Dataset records
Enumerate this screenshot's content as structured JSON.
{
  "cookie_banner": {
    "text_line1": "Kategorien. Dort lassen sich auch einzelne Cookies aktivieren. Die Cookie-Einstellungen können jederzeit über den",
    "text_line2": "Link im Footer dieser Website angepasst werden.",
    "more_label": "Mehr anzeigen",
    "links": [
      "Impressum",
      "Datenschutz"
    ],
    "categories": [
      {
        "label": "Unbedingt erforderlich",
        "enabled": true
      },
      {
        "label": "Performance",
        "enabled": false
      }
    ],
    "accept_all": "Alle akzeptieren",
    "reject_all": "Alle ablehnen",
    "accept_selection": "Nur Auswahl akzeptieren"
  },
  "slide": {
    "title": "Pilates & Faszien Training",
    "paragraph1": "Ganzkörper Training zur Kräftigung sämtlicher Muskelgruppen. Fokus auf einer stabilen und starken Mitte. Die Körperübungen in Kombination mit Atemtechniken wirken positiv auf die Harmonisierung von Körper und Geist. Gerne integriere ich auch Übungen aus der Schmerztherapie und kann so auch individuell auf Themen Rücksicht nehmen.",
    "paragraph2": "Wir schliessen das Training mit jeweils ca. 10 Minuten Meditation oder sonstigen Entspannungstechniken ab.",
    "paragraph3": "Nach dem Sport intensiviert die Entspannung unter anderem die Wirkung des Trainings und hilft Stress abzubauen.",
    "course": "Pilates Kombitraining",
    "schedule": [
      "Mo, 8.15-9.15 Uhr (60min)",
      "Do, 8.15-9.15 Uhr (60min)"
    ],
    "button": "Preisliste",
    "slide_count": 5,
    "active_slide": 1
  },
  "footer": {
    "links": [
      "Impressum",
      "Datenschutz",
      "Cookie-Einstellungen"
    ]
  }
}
* * *
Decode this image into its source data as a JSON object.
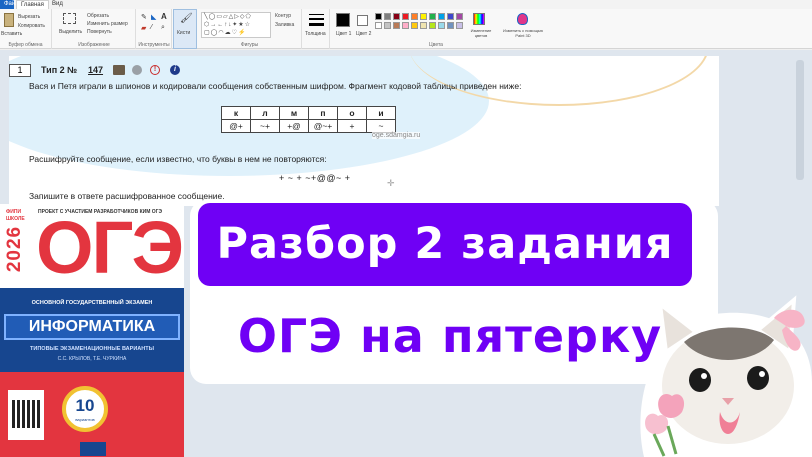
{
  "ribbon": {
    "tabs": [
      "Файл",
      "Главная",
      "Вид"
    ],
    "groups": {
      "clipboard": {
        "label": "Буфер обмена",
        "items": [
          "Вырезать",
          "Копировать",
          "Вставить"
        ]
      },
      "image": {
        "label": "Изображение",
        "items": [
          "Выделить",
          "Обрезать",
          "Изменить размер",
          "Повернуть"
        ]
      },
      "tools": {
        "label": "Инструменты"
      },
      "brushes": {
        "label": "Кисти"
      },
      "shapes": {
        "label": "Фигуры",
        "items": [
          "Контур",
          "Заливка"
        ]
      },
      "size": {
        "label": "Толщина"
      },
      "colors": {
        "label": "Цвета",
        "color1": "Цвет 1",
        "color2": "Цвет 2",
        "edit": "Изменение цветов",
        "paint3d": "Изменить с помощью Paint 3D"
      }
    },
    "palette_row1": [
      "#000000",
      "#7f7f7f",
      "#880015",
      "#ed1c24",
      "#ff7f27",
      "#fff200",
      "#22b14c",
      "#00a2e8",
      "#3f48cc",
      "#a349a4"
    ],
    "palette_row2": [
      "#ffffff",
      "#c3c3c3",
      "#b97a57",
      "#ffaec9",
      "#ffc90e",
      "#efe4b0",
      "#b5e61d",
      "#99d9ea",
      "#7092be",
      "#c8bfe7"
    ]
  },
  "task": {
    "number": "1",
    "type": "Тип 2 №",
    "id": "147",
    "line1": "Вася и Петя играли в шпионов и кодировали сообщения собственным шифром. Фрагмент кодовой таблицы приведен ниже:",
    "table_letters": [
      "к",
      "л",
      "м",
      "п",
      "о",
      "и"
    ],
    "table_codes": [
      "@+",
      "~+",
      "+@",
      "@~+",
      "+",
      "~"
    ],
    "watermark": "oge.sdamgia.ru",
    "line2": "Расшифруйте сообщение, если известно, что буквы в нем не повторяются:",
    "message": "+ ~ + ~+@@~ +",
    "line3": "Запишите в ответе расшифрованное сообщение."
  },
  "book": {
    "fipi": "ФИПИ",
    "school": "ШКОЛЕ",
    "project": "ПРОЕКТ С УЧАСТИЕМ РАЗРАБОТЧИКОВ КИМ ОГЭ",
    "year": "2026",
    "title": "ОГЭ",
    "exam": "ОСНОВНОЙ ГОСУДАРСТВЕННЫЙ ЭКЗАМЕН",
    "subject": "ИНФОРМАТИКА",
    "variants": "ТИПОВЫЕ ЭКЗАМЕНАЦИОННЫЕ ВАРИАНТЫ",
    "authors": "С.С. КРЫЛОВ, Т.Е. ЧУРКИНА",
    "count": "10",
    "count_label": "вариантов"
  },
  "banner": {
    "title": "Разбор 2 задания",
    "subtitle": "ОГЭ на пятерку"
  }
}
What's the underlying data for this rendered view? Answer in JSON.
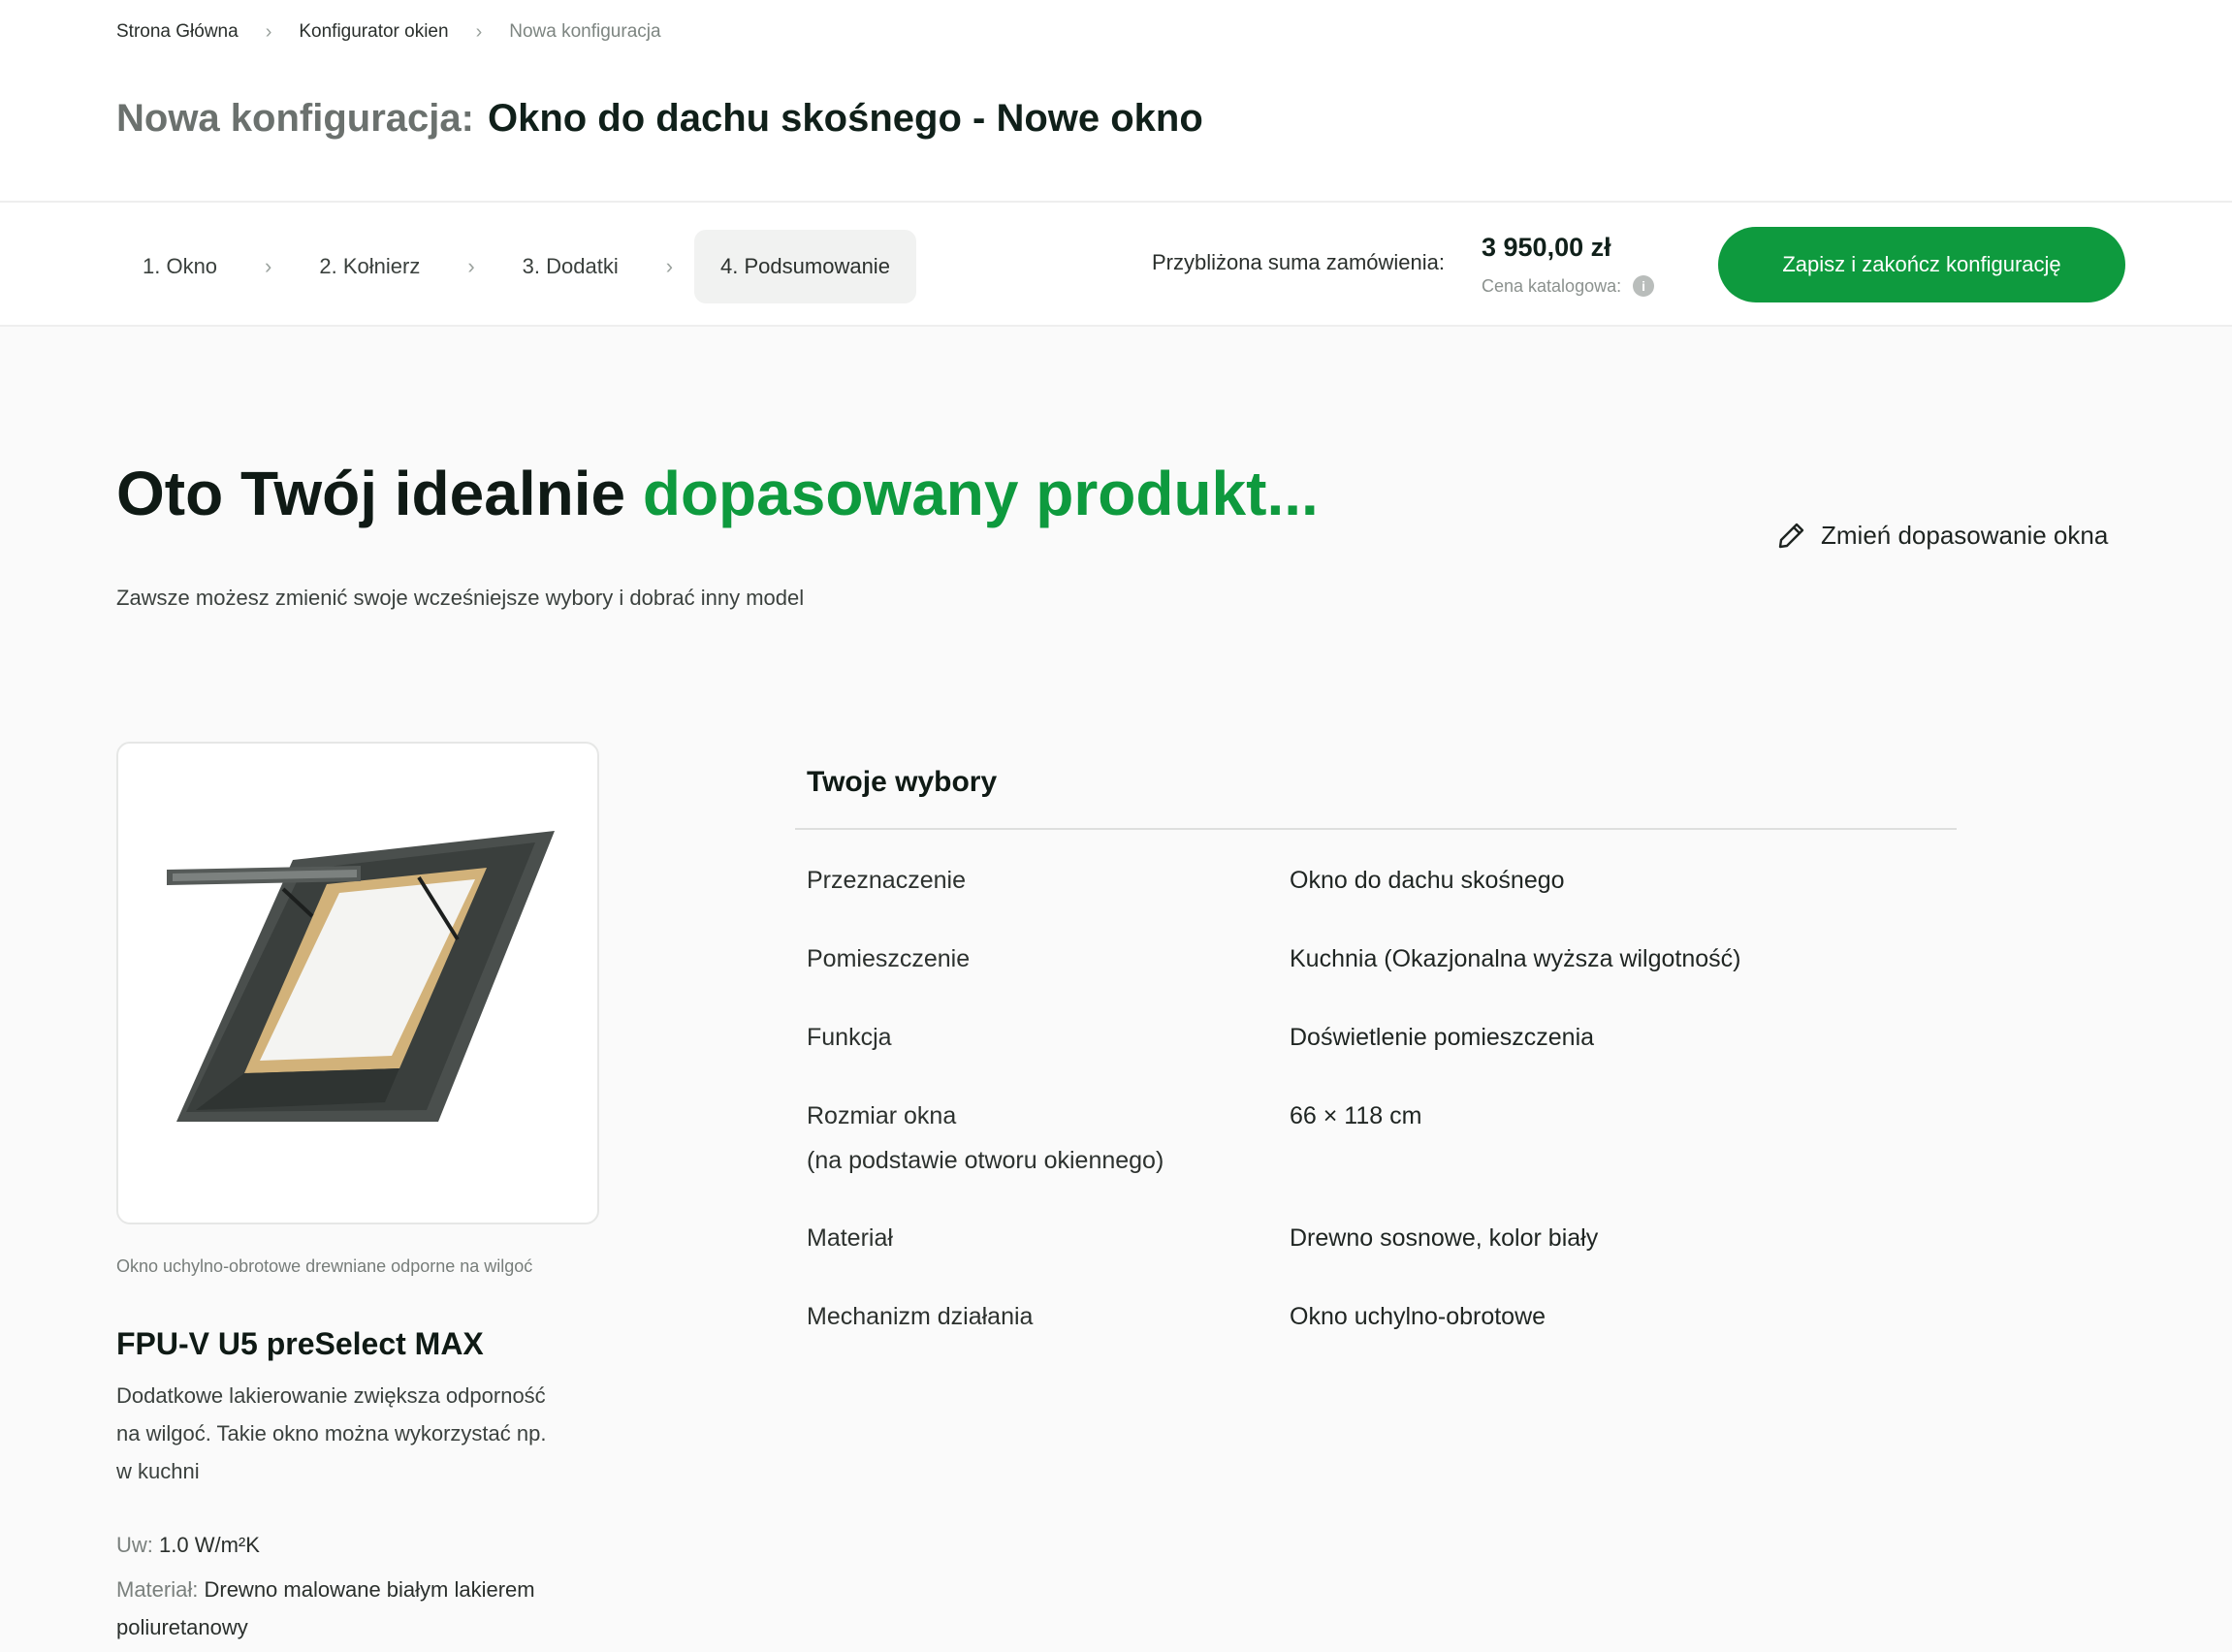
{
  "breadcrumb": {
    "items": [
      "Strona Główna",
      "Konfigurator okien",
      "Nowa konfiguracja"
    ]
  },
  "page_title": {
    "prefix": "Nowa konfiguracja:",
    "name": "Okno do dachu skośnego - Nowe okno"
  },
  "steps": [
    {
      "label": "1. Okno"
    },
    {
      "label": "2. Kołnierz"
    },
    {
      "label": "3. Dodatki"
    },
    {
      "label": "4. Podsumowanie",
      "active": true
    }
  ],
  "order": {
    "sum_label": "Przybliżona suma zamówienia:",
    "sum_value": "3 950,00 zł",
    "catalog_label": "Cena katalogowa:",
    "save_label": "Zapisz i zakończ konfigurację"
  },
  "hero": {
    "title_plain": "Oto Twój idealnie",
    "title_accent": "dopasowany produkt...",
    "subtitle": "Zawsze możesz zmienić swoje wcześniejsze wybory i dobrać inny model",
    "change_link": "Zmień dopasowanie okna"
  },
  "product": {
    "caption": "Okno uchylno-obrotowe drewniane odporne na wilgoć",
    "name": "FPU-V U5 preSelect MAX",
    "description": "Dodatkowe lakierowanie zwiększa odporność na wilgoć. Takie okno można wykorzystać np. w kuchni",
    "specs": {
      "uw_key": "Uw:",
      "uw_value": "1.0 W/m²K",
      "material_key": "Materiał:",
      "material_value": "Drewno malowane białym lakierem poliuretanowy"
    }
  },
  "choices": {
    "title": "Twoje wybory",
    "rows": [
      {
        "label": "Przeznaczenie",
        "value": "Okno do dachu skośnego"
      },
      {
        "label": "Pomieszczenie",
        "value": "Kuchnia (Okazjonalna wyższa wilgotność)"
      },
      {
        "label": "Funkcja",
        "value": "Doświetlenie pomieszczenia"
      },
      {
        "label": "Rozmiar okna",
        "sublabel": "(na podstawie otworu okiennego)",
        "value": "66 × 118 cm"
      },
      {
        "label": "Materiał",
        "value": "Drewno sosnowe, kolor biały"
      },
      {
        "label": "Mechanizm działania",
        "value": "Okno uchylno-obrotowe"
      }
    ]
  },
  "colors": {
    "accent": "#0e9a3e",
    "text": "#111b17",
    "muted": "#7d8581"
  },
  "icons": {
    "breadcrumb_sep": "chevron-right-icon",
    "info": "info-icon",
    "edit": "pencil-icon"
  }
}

## Written exercise
In the material above, tally every line with the string "Drewno" in it, then give that number alone.

## Solved problem
2